» **Directions for this task**:
Work out how many lines include "Last" and answer with that number only.

+-------+

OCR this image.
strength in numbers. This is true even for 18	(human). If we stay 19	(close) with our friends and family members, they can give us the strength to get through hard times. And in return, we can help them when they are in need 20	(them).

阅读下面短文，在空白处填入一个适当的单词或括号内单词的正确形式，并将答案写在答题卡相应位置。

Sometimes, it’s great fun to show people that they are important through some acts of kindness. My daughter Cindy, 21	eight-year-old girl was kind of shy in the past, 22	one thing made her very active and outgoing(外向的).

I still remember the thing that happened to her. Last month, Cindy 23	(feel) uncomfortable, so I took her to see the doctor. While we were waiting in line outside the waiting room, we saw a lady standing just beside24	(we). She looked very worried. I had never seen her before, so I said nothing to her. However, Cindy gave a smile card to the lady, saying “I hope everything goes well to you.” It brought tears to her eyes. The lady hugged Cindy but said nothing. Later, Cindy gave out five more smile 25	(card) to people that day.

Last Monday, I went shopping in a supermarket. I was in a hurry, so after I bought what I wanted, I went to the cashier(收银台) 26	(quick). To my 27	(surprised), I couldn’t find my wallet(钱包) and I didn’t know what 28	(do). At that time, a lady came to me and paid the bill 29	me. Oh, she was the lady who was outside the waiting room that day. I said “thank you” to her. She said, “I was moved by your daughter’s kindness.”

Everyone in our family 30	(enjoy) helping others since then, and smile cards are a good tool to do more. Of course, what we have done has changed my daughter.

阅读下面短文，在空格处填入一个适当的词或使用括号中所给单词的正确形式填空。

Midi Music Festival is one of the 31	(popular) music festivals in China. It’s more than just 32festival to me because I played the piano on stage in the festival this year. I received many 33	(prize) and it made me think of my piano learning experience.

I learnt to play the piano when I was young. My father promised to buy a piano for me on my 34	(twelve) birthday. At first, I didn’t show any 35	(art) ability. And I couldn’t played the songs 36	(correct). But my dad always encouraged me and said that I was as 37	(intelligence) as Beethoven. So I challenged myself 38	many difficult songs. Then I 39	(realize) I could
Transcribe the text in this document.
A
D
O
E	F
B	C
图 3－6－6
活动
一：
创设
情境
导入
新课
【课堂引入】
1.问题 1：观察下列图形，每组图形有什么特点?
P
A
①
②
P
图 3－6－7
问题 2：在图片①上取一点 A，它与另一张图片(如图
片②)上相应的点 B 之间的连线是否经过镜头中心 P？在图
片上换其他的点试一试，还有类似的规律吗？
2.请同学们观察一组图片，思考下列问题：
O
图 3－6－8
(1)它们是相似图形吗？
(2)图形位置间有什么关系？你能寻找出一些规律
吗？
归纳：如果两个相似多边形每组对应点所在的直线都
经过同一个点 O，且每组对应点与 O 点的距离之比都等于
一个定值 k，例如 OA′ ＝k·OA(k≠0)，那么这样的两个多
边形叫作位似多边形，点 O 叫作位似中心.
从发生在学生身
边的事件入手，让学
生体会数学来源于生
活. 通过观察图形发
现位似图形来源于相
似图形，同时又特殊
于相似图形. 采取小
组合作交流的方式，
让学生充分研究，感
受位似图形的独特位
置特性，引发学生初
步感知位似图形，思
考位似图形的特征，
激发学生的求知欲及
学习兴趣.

+-------+

» **Answer in full**:
2